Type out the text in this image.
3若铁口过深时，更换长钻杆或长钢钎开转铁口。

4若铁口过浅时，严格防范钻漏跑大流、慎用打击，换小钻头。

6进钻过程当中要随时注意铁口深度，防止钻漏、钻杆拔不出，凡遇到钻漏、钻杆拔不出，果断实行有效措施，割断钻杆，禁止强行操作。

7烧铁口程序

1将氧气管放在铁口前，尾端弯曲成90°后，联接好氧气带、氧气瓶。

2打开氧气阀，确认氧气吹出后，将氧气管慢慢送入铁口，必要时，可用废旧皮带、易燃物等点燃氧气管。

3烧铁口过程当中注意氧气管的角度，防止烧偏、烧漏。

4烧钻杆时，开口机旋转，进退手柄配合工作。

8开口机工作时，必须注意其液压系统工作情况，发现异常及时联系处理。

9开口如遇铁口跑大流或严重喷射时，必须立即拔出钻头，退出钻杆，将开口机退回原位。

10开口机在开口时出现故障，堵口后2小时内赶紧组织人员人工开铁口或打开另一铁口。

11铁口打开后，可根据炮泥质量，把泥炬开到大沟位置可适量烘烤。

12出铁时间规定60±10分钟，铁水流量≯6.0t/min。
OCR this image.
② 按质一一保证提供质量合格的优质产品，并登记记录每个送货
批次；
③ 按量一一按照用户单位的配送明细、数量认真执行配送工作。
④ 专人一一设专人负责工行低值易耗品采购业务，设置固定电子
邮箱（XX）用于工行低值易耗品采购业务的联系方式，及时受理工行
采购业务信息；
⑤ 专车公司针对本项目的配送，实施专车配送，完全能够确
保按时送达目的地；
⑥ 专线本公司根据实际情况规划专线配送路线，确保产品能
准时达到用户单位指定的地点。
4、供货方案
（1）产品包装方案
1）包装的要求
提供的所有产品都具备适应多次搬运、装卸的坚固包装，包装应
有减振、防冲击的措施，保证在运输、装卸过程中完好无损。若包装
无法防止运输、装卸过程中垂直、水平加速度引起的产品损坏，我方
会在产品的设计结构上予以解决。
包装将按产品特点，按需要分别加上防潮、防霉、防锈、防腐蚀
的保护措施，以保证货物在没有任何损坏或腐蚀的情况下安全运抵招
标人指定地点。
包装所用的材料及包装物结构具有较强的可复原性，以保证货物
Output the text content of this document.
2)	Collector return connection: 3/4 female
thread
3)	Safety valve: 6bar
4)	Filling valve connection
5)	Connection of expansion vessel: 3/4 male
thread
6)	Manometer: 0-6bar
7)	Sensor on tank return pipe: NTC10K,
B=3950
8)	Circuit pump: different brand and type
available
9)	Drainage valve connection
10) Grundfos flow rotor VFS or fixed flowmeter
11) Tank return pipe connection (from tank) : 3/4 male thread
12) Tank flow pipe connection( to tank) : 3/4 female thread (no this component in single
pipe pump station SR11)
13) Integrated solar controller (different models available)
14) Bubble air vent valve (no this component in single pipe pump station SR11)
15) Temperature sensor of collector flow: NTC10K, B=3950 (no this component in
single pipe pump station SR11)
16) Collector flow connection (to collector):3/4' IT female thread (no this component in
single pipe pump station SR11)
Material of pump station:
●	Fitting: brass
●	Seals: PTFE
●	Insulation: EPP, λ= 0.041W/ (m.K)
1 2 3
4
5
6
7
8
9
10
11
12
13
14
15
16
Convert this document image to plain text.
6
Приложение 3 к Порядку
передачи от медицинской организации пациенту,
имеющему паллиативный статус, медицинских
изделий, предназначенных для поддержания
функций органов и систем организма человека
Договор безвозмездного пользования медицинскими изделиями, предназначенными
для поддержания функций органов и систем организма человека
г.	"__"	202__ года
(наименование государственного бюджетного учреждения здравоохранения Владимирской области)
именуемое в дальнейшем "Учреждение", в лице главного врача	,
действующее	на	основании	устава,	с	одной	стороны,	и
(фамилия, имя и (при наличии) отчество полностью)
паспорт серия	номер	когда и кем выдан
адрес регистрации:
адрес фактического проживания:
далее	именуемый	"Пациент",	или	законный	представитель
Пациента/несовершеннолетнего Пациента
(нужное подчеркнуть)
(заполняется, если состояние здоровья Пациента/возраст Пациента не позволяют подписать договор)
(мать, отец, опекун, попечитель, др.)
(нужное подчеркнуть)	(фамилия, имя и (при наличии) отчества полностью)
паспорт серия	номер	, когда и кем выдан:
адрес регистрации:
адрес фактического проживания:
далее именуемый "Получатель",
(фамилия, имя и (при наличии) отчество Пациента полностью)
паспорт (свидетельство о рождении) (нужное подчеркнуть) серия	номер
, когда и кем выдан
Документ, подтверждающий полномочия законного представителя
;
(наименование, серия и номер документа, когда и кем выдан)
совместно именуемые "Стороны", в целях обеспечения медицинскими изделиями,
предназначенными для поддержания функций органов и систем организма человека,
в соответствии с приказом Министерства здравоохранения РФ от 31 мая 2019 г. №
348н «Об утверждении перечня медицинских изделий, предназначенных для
+--
## Work instructions
All of the material above needs to be retyped word for word.

## Final result
Type out the text in this image.
3若铁口过深时，更换长钻杆或长钢钎开转铁口。

4若铁口过浅时，严格防范钻漏跑大流、慎用打击，换小钻头。

6进钻过程当中要随时注意铁口深度，防止钻漏、钻杆拔不出，凡遇到钻漏、钻杆拔不出，果断实行有效措施，割断钻杆，禁止强行操作。

7烧铁口程序

1将氧气管放在铁口前，尾端弯曲成90°后，联接好氧气带、氧气瓶。

2打开氧气阀，确认氧气吹出后，将氧气管慢慢送入铁口，必要时，可用废旧皮带、易燃物等点燃氧气管。

3烧铁口过程当中注意氧气管的角度，防止烧偏、烧漏。

4烧钻杆时，开口机旋转，进退手柄配合工作。

8开口机工作时，必须注意其液压系统工作情况，发现异常及时联系处理。

9开口如遇铁口跑大流或严重喷射时，必须立即拔出钻头，退出钻杆，将开口机退回原位。

10开口机在开口时出现故障，堵口后2小时内赶紧组织人员人工开铁口或打开另一铁口。

11铁口打开后，可根据炮泥质量，把泥炬开到大沟位置可适量烘烤。

12出铁时间规定60±10分钟，铁水流量≯6.0t/min。
OCR this image.
② 按质一一保证提供质量合格的优质产品，并登记记录每个送货
批次；
③ 按量一一按照用户单位的配送明细、数量认真执行配送工作。
④ 专人一一设专人负责工行低值易耗品采购业务，设置固定电子
邮箱（XX）用于工行低值易耗品采购业务的联系方式，及时受理工行
采购业务信息；
⑤ 专车公司针对本项目的配送，实施专车配送，完全能够确
保按时送达目的地；
⑥ 专线本公司根据实际情况规划专线配送路线，确保产品能
准时达到用户单位指定的地点。
4、供货方案
（1）产品包装方案
1）包装的要求
提供的所有产品都具备适应多次搬运、装卸的坚固包装，包装应
有减振、防冲击的措施，保证在运输、装卸过程中完好无损。若包装
无法防止运输、装卸过程中垂直、水平加速度引起的产品损坏，我方
会在产品的设计结构上予以解决。
包装将按产品特点，按需要分别加上防潮、防霉、防锈、防腐蚀
的保护措施，以保证货物在没有任何损坏或腐蚀的情况下安全运抵招
标人指定地点。
包装所用的材料及包装物结构具有较强的可复原性，以保证货物
Output the text content of this document.
2)	Collector return connection: 3/4 female
thread
3)	Safety valve: 6bar
4)	Filling valve connection
5)	Connection of expansion vessel: 3/4 male
thread
6)	Manometer: 0-6bar
7)	Sensor on tank return pipe: NTC10K,
B=3950
8)	Circuit pump: different brand and type
available
9)	Drainage valve connection
10) Grundfos flow rotor VFS or fixed flowmeter
11) Tank return pipe connection (from tank) : 3/4 male thread
12) Tank flow pipe connection( to tank) : 3/4 female thread (no this component in single
pipe pump station SR11)
13) Integrated solar controller (different models available)
14) Bubble air vent valve (no this component in single pipe pump station SR11)
15) Temperature sensor of collector flow: NTC10K, B=3950 (no this component in
single pipe pump station SR11)
16) Collector flow connection (to collector):3/4' IT female thread (no this component in
single pipe pump station SR11)
Material of pump station:
●	Fitting: brass
●	Seals: PTFE
●	Insulation: EPP, λ= 0.041W/ (m.K)
1 2 3
4
5
6
7
8
9
10
11
12
13
14
15
16
Convert this document image to plain text.
6
Приложение 3 к Порядку
передачи от медицинской организации пациенту,
имеющему паллиативный статус, медицинских
изделий, предназначенных для поддержания
функций органов и систем организма человека
Договор безвозмездного пользования медицинскими изделиями, предназначенными
для поддержания функций органов и систем организма человека
г.	"__"	202__ года
(наименование государственного бюджетного учреждения здравоохранения Владимирской области)
именуемое в дальнейшем "Учреждение", в лице главного врача	,
действующее	на	основании	устава,	с	одной	стороны,	и
(фамилия, имя и (при наличии) отчество полностью)
паспорт серия	номер	когда и кем выдан
адрес регистрации:
адрес фактического проживания:
далее	именуемый	"Пациент",	или	законный	представитель
Пациента/несовершеннолетнего Пациента
(нужное подчеркнуть)
(заполняется, если состояние здоровья Пациента/возраст Пациента не позволяют подписать договор)
(мать, отец, опекун, попечитель, др.)
(нужное подчеркнуть)	(фамилия, имя и (при наличии) отчества полностью)
паспорт серия	номер	, когда и кем выдан:
адрес регистрации:
адрес фактического проживания:
далее именуемый "Получатель",
(фамилия, имя и (при наличии) отчество Пациента полностью)
паспорт (свидетельство о рождении) (нужное подчеркнуть) серия	номер
, когда и кем выдан
Документ, подтверждающий полномочия законного представителя
;
(наименование, серия и номер документа, когда и кем выдан)
совместно именуемые "Стороны", в целях обеспечения медицинскими изделиями,
предназначенными для поддержания функций органов и систем организма человека,
в соответствии с приказом Министерства здравоохранения РФ от 31 мая 2019 г. №
348н «Об утверждении перечня медицинских изделий, предназначенных для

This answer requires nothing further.